* _WHAT YOU ARE ASKED TO DO_
Exactly reproduce all the records, keeping pictures out of the copy.
▶
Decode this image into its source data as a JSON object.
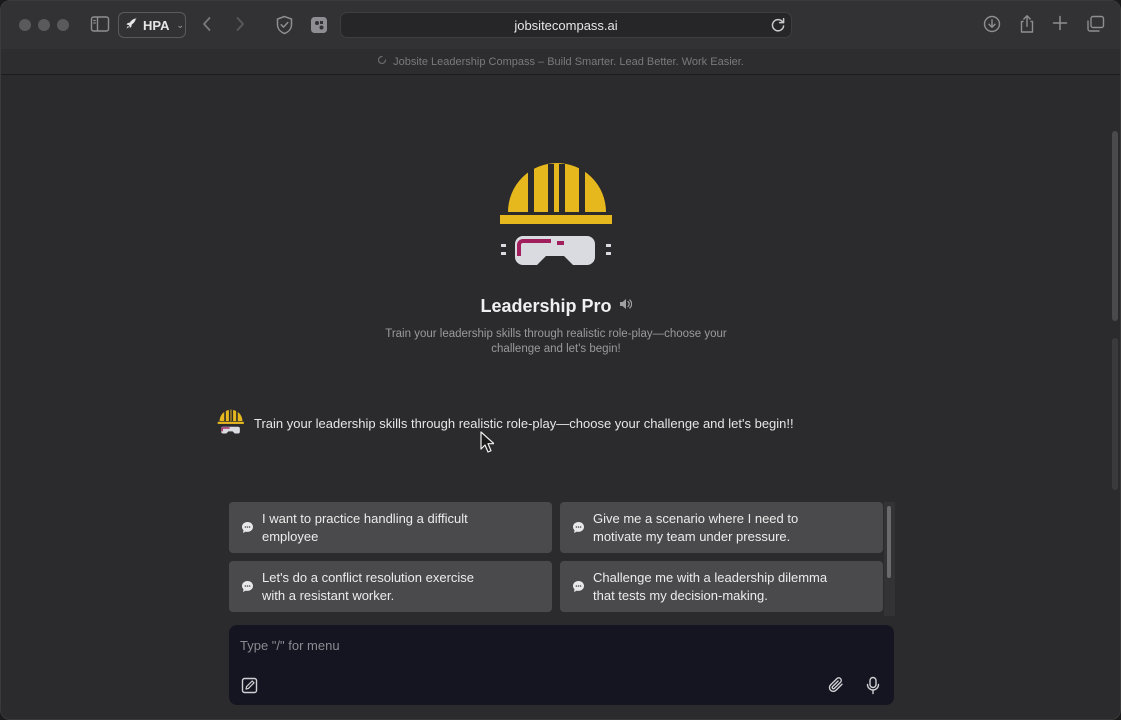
{
  "browser": {
    "profile_label": "HPA",
    "url": "jobsitecompass.ai",
    "tab_title": "Jobsite Leadership Compass – Build Smarter. Lead Better. Work Easier."
  },
  "hero": {
    "title": "Leadership Pro",
    "subtitle": "Train your leadership skills through realistic role-play—choose your challenge and let's begin!"
  },
  "message": {
    "text": "Train your leadership skills through realistic role-play—choose your challenge and let's begin!!"
  },
  "suggestions": [
    {
      "line1": "I want to practice handling a difficult",
      "line2": "employee"
    },
    {
      "line1": "Give me a scenario where I need to",
      "line2": "motivate my team under pressure."
    },
    {
      "line1": "Let's do a conflict resolution exercise",
      "line2": "with a resistant worker."
    },
    {
      "line1": "Challenge me with a leadership dilemma",
      "line2": "that tests my decision-making."
    }
  ],
  "composer": {
    "placeholder": "Type \"/\" for menu"
  },
  "colors": {
    "helmet": "#e6b81e",
    "goggles": "#d9dbe1",
    "accent_stripe": "#a11f5c"
  }
}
◀
* _TASK SOLUTION_
Decode this image into its source data as a JSON object.
{
  "browser": {
    "profile_label": "HPA",
    "url": "jobsitecompass.ai",
    "tab_title": "Jobsite Leadership Compass – Build Smarter. Lead Better. Work Easier."
  },
  "hero": {
    "title": "Leadership Pro",
    "subtitle": "Train your leadership skills through realistic role-play—choose your challenge and let's begin!"
  },
  "message": {
    "text": "Train your leadership skills through realistic role-play—choose your challenge and let's begin!!"
  },
  "suggestions": [
    {
      "line1": "I want to practice handling a difficult",
      "line2": "employee"
    },
    {
      "line1": "Give me a scenario where I need to",
      "line2": "motivate my team under pressure."
    },
    {
      "line1": "Let's do a conflict resolution exercise",
      "line2": "with a resistant worker."
    },
    {
      "line1": "Challenge me with a leadership dilemma",
      "line2": "that tests my decision-making."
    }
  ],
  "composer": {
    "placeholder": "Type \"/\" for menu"
  },
  "colors": {
    "helmet": "#e6b81e",
    "goggles": "#d9dbe1",
    "accent_stripe": "#a11f5c"
  }
}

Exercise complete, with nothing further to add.